• **ITEMS**

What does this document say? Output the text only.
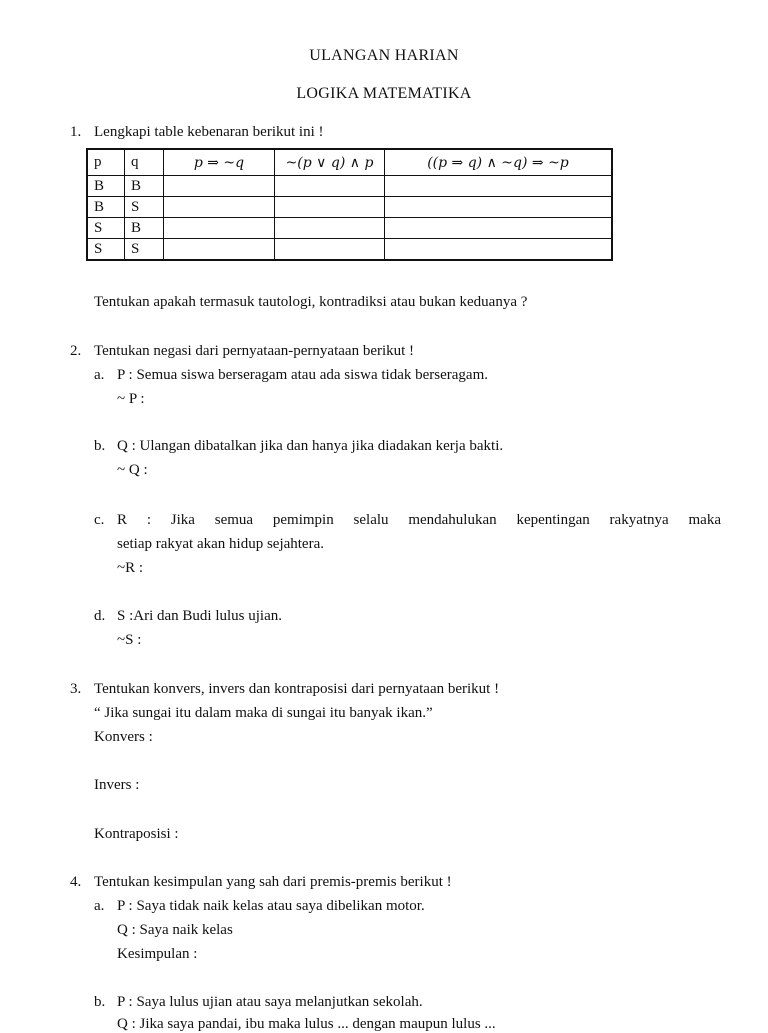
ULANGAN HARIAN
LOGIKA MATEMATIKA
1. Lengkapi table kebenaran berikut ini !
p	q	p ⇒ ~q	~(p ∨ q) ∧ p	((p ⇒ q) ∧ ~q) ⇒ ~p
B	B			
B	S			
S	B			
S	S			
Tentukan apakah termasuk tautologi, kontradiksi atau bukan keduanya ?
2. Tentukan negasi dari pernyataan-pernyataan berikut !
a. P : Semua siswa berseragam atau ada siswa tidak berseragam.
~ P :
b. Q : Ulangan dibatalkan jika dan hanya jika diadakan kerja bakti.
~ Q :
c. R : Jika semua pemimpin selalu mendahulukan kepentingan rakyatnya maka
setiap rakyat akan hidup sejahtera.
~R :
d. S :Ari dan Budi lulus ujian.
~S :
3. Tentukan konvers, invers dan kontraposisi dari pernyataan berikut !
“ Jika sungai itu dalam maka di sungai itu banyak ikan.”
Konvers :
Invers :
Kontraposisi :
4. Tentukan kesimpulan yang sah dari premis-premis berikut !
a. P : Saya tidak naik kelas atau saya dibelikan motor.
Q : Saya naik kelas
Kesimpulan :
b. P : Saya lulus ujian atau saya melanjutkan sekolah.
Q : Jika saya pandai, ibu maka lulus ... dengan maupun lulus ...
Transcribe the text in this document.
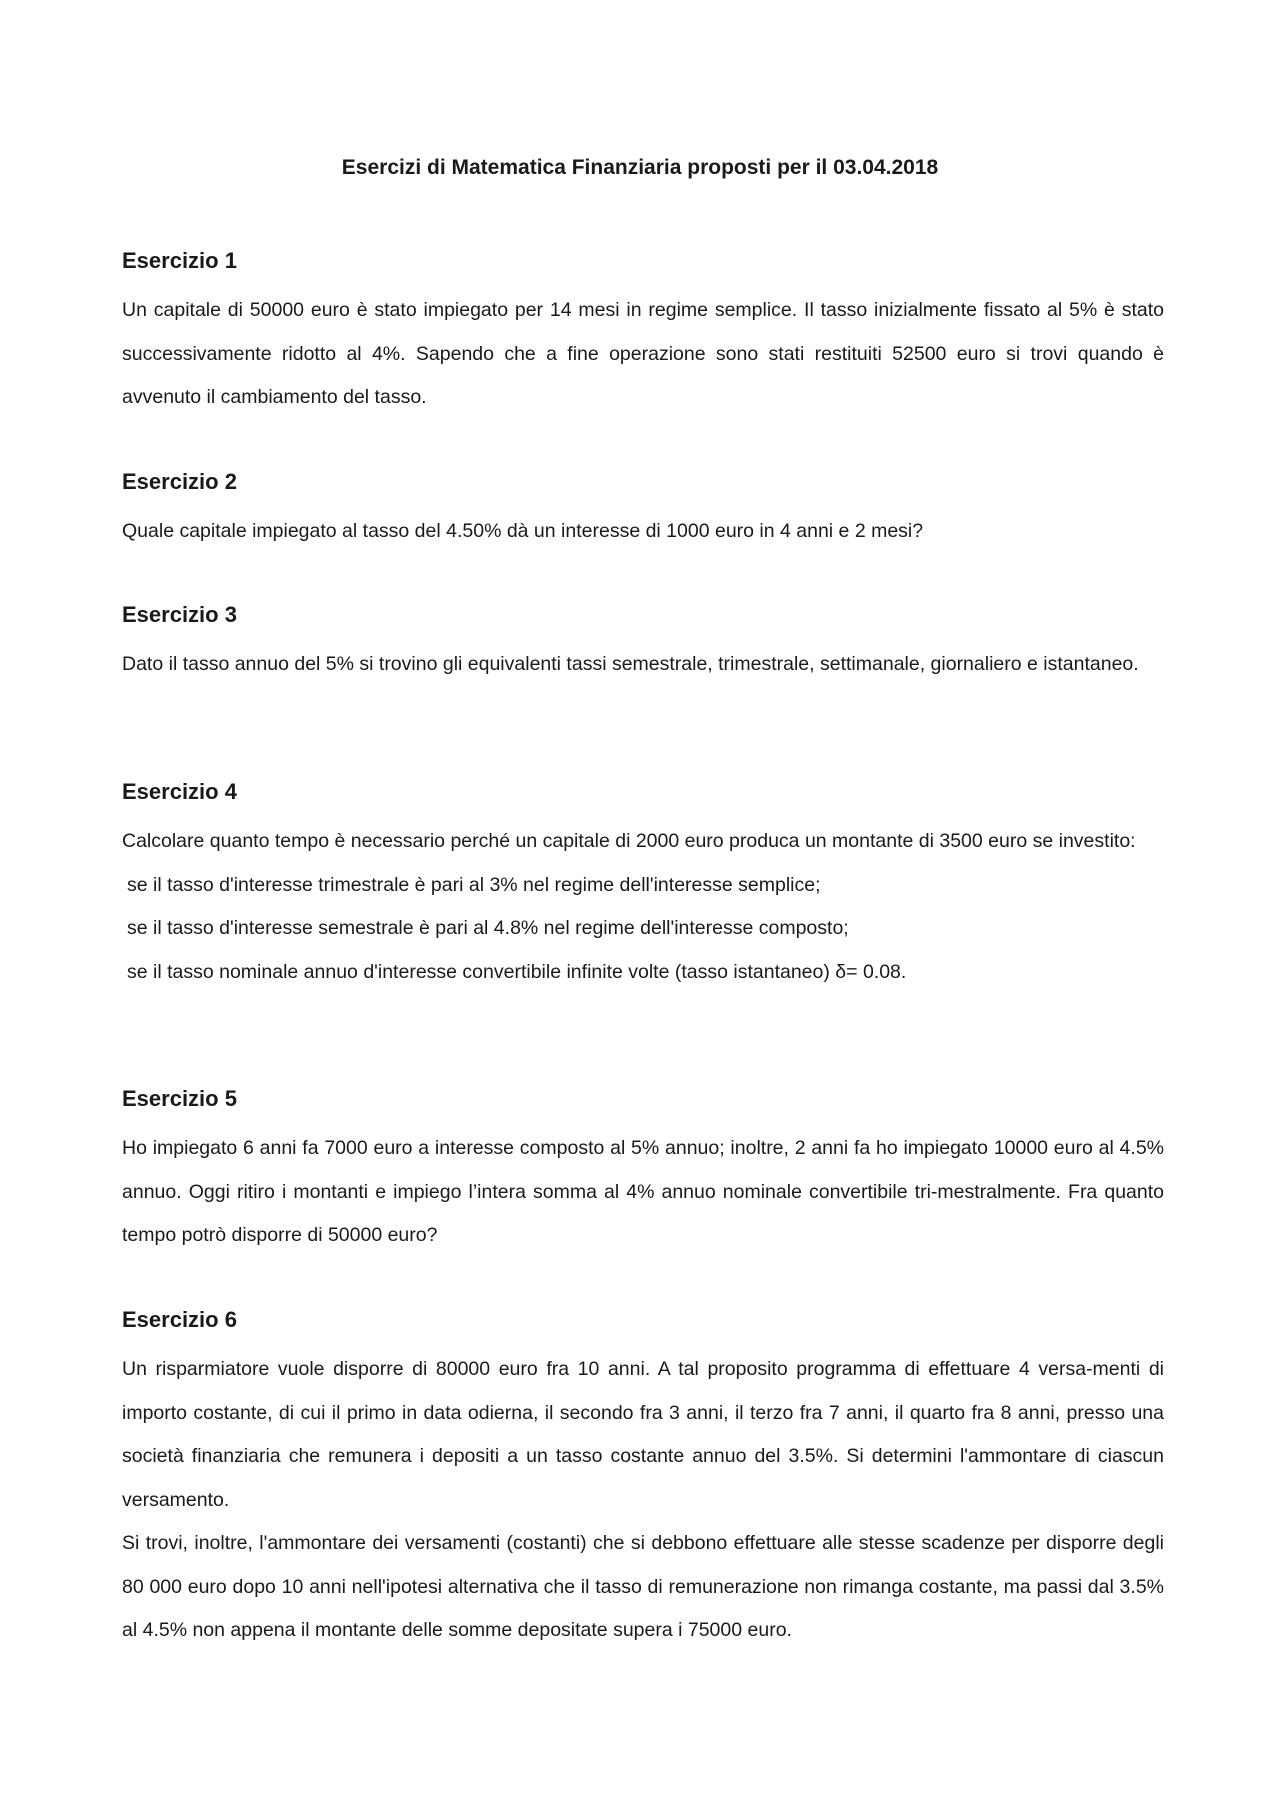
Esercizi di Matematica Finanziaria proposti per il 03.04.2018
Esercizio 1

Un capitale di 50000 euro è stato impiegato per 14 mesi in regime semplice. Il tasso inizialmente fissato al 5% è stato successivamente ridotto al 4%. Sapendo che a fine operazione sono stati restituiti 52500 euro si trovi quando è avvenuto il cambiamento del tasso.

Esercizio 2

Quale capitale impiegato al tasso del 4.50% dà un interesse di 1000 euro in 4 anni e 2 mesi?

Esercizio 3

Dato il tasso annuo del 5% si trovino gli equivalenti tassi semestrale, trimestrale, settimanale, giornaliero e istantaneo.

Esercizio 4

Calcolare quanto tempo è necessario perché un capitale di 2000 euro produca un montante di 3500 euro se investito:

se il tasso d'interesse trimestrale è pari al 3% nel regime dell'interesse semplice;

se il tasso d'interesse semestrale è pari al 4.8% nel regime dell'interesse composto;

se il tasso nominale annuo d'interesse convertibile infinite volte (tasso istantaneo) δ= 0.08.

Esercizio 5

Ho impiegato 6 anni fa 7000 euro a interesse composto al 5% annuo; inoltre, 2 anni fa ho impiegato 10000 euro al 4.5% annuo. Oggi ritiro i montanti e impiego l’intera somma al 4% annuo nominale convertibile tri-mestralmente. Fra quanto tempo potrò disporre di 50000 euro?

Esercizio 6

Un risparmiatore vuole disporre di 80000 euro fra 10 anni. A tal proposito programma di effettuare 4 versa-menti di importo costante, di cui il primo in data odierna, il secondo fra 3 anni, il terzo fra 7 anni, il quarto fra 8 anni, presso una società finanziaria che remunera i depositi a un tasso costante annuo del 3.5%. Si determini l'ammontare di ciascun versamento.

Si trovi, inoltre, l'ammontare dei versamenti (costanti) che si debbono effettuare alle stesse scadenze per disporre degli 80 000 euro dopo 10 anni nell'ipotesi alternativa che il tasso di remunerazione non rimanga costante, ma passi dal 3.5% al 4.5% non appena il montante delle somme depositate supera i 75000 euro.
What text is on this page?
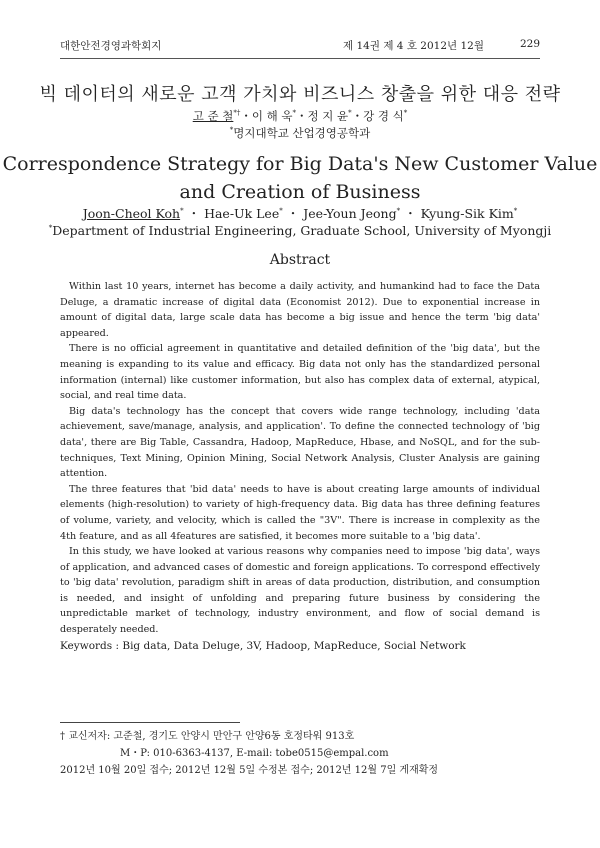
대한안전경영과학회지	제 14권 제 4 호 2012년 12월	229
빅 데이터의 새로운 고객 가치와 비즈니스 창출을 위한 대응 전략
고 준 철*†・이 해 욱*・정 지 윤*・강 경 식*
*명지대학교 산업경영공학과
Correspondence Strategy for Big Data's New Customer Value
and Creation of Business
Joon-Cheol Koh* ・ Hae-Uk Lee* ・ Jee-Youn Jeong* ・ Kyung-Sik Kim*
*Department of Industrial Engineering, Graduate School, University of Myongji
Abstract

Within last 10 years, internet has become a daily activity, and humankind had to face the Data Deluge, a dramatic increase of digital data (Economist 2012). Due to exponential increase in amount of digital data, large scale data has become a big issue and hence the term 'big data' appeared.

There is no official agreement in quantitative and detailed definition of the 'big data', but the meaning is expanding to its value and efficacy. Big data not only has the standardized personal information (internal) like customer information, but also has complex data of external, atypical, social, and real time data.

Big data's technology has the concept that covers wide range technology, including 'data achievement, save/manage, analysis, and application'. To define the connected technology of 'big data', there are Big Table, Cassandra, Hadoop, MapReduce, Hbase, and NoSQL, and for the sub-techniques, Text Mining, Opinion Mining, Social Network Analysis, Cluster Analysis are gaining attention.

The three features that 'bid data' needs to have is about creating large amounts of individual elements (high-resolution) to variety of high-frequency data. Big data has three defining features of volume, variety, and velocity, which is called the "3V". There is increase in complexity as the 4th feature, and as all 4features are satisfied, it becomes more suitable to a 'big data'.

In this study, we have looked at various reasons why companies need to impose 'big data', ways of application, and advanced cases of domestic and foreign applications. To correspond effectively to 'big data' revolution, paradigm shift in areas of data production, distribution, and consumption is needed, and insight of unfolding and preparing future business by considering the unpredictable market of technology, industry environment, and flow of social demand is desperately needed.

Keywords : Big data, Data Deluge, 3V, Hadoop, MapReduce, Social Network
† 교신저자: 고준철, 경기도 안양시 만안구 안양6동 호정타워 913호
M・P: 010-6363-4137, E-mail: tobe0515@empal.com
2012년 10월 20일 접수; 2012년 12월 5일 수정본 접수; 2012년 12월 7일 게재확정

• **REQUIRED WORK**
Looking at the records above, work out how many lines include the word "lulus", then give that number by itself.

• **ANSWER FOR THIS EXERCISE**
3